#### [The request]
In the entries below, count each line holding the word "Dividend". Answer with the total alone.

(Lines of data)
*-*-*

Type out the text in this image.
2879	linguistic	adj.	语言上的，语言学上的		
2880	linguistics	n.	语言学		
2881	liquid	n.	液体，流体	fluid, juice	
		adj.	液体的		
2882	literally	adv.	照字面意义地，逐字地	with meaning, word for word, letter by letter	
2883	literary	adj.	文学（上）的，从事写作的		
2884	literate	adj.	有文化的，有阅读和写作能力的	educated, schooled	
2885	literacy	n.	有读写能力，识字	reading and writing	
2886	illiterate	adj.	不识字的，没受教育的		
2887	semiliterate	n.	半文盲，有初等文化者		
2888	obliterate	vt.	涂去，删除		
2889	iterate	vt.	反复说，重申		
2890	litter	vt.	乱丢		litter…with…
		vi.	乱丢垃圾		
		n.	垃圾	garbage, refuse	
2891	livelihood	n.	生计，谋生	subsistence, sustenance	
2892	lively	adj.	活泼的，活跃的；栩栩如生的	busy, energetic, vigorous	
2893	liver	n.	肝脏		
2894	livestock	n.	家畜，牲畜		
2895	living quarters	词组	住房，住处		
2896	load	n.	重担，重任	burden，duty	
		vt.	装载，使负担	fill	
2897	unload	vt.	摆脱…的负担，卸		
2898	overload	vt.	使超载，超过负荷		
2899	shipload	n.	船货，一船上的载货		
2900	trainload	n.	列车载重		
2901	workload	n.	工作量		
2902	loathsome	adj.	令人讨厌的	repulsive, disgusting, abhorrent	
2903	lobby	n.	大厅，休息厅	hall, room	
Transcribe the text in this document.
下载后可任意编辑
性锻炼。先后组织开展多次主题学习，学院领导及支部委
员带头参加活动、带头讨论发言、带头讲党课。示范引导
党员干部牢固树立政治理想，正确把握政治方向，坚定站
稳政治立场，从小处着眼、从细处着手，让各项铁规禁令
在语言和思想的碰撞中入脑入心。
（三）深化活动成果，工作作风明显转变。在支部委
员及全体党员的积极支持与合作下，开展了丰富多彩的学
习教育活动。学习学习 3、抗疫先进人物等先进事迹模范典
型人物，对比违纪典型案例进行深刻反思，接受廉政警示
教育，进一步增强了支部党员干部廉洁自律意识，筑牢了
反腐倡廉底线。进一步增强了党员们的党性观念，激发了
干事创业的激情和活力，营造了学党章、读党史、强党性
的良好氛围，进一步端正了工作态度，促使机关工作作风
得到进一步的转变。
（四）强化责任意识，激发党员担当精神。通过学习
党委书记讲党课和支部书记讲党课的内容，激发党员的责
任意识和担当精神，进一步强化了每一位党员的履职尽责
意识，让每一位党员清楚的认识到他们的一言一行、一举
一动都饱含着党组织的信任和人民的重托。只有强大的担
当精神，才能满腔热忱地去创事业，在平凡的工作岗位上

*-*-*

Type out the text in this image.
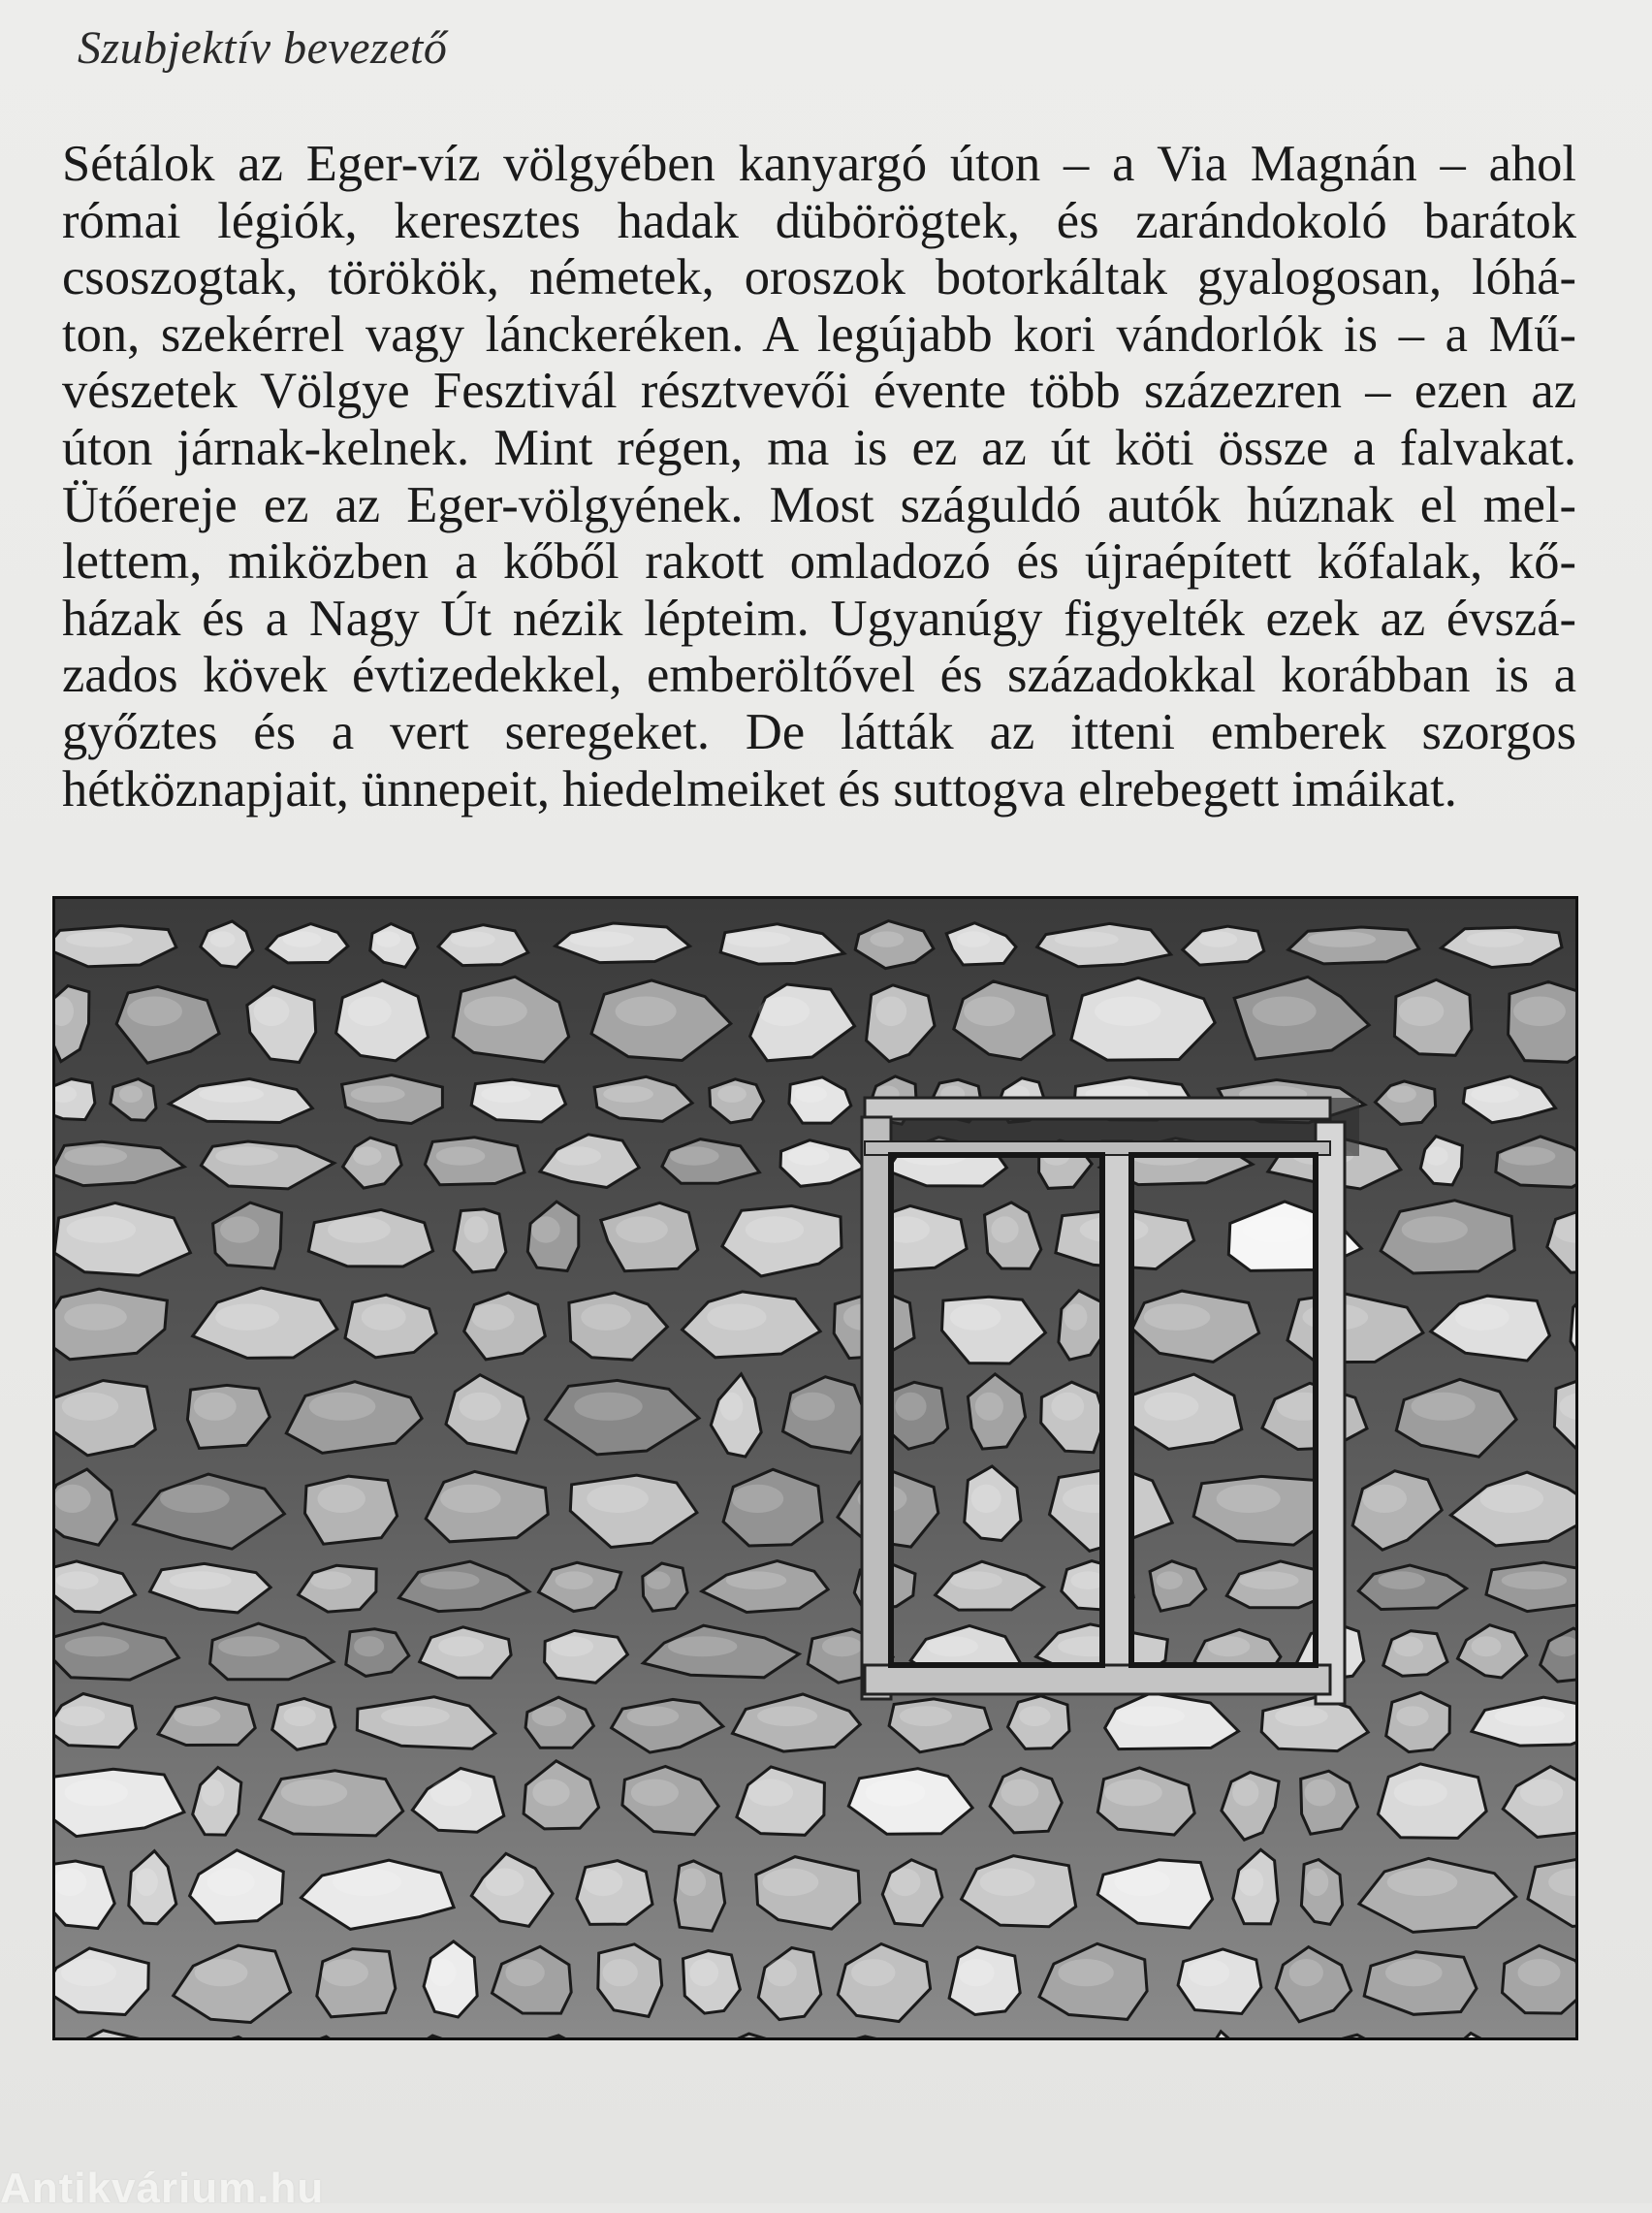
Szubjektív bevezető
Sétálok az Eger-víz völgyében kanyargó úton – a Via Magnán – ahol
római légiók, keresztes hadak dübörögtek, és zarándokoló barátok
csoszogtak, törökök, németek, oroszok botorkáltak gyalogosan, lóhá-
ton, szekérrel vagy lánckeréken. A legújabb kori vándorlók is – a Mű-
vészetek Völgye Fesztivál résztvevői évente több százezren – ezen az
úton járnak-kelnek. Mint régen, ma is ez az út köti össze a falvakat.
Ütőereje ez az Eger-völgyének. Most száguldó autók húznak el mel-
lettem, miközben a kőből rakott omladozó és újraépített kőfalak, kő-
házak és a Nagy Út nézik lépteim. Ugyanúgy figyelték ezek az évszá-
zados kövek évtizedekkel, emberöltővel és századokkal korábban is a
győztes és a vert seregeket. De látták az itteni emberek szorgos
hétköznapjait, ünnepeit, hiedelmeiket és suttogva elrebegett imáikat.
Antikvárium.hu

*-*-*

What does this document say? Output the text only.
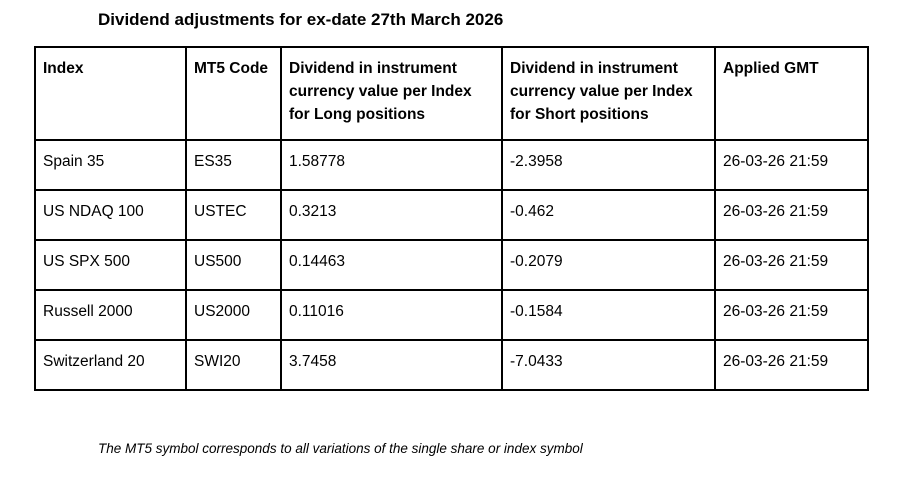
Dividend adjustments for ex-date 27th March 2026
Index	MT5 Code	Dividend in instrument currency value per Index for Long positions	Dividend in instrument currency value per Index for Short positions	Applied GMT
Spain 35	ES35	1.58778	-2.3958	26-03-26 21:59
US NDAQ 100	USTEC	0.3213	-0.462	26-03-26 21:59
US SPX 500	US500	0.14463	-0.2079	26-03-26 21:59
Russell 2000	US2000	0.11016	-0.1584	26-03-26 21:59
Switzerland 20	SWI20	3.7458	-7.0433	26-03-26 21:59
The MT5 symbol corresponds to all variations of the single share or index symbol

*-*-*

#### [Correct output]
2